Exercise materials ::
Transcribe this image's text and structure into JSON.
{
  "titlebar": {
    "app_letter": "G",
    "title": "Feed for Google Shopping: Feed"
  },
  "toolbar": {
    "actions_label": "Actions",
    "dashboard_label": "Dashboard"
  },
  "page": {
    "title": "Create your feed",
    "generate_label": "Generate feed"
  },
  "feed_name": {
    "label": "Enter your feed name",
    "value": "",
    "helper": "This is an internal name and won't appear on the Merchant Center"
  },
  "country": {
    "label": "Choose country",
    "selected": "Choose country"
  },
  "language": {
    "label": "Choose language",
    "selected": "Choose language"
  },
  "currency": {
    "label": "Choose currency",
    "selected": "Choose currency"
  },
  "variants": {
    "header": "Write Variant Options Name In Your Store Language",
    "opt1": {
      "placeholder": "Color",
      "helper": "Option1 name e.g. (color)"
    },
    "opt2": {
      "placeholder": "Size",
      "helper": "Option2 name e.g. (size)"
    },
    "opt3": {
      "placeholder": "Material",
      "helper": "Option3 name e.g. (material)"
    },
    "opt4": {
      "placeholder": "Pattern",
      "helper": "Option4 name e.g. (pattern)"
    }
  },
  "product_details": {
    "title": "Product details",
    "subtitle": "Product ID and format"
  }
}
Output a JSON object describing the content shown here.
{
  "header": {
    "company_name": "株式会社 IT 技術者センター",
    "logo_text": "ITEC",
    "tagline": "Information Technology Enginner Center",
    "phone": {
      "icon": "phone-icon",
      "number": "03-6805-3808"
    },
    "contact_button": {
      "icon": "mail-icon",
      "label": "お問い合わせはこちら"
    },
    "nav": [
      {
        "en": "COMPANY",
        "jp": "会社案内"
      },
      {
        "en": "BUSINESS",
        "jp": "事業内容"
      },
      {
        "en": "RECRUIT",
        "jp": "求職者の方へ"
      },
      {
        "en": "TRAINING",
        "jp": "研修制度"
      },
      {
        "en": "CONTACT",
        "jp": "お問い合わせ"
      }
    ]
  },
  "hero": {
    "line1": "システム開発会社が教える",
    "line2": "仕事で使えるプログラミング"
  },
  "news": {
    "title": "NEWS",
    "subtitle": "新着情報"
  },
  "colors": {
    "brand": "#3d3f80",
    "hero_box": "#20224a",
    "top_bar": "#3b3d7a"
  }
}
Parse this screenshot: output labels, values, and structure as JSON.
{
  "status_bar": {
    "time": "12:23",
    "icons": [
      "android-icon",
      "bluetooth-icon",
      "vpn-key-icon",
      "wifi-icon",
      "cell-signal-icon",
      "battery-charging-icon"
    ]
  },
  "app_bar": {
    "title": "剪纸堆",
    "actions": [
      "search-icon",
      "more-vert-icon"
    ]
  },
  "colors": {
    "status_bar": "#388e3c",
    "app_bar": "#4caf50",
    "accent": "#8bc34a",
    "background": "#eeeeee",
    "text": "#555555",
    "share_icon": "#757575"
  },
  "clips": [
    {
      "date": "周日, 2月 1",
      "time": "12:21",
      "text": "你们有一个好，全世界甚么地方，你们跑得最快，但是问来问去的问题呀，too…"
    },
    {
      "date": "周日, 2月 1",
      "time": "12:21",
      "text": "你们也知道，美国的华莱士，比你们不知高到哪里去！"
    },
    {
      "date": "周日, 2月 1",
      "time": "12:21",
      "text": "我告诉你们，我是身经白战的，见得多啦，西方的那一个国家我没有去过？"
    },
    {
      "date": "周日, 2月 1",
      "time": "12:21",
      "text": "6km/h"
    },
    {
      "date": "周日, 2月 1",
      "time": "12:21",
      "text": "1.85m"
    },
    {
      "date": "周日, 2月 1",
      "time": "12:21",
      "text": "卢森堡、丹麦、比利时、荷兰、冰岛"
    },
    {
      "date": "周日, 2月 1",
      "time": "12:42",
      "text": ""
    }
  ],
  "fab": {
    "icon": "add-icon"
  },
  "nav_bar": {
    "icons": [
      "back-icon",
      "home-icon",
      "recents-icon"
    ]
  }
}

Exercise task ::
Output the full listing exactly as it stands.

Full answer ::
Transcribe this image's text and structure into JSON.
{
  "titlebar": {
    "app_letter": "G",
    "title": "Feed for Google Shopping: Feed"
  },
  "toolbar": {
    "actions_label": "Actions",
    "dashboard_label": "Dashboard"
  },
  "page": {
    "title": "Create your feed",
    "generate_label": "Generate feed"
  },
  "feed_name": {
    "label": "Enter your feed name",
    "value": "",
    "helper": "This is an internal name and won't appear on the Merchant Center"
  },
  "country": {
    "label": "Choose country",
    "selected": "Choose country"
  },
  "language": {
    "label": "Choose language",
    "selected": "Choose language"
  },
  "currency": {
    "label": "Choose currency",
    "selected": "Choose currency"
  },
  "variants": {
    "header": "Write Variant Options Name In Your Store Language",
    "opt1": {
      "placeholder": "Color",
      "helper": "Option1 name e.g. (color)"
    },
    "opt2": {
      "placeholder": "Size",
      "helper": "Option2 name e.g. (size)"
    },
    "opt3": {
      "placeholder": "Material",
      "helper": "Option3 name e.g. (material)"
    },
    "opt4": {
      "placeholder": "Pattern",
      "helper": "Option4 name e.g. (pattern)"
    }
  },
  "product_details": {
    "title": "Product details",
    "subtitle": "Product ID and format"
  }
}
Output a JSON object describing the content shown here.
{
  "header": {
    "company_name": "株式会社 IT 技術者センター",
    "logo_text": "ITEC",
    "tagline": "Information Technology Enginner Center",
    "phone": {
      "icon": "phone-icon",
      "number": "03-6805-3808"
    },
    "contact_button": {
      "icon": "mail-icon",
      "label": "お問い合わせはこちら"
    },
    "nav": [
      {
        "en": "COMPANY",
        "jp": "会社案内"
      },
      {
        "en": "BUSINESS",
        "jp": "事業内容"
      },
      {
        "en": "RECRUIT",
        "jp": "求職者の方へ"
      },
      {
        "en": "TRAINING",
        "jp": "研修制度"
      },
      {
        "en": "CONTACT",
        "jp": "お問い合わせ"
      }
    ]
  },
  "hero": {
    "line1": "システム開発会社が教える",
    "line2": "仕事で使えるプログラミング"
  },
  "news": {
    "title": "NEWS",
    "subtitle": "新着情報"
  },
  "colors": {
    "brand": "#3d3f80",
    "hero_box": "#20224a",
    "top_bar": "#3b3d7a"
  }
}
Parse this screenshot: output labels, values, and structure as JSON.
{
  "status_bar": {
    "time": "12:23",
    "icons": [
      "android-icon",
      "bluetooth-icon",
      "vpn-key-icon",
      "wifi-icon",
      "cell-signal-icon",
      "battery-charging-icon"
    ]
  },
  "app_bar": {
    "title": "剪纸堆",
    "actions": [
      "search-icon",
      "more-vert-icon"
    ]
  },
  "colors": {
    "status_bar": "#388e3c",
    "app_bar": "#4caf50",
    "accent": "#8bc34a",
    "background": "#eeeeee",
    "text": "#555555",
    "share_icon": "#757575"
  },
  "clips": [
    {
      "date": "周日, 2月 1",
      "time": "12:21",
      "text": "你们有一个好，全世界甚么地方，你们跑得最快，但是问来问去的问题呀，too…"
    },
    {
      "date": "周日, 2月 1",
      "time": "12:21",
      "text": "你们也知道，美国的华莱士，比你们不知高到哪里去！"
    },
    {
      "date": "周日, 2月 1",
      "time": "12:21",
      "text": "我告诉你们，我是身经白战的，见得多啦，西方的那一个国家我没有去过？"
    },
    {
      "date": "周日, 2月 1",
      "time": "12:21",
      "text": "6km/h"
    },
    {
      "date": "周日, 2月 1",
      "time": "12:21",
      "text": "1.85m"
    },
    {
      "date": "周日, 2月 1",
      "time": "12:21",
      "text": "卢森堡、丹麦、比利时、荷兰、冰岛"
    },
    {
      "date": "周日, 2月 1",
      "time": "12:42",
      "text": ""
    }
  ],
  "fab": {
    "icon": "add-icon"
  },
  "nav_bar": {
    "icons": [
      "back-icon",
      "home-icon",
      "recents-icon"
    ]
  }
}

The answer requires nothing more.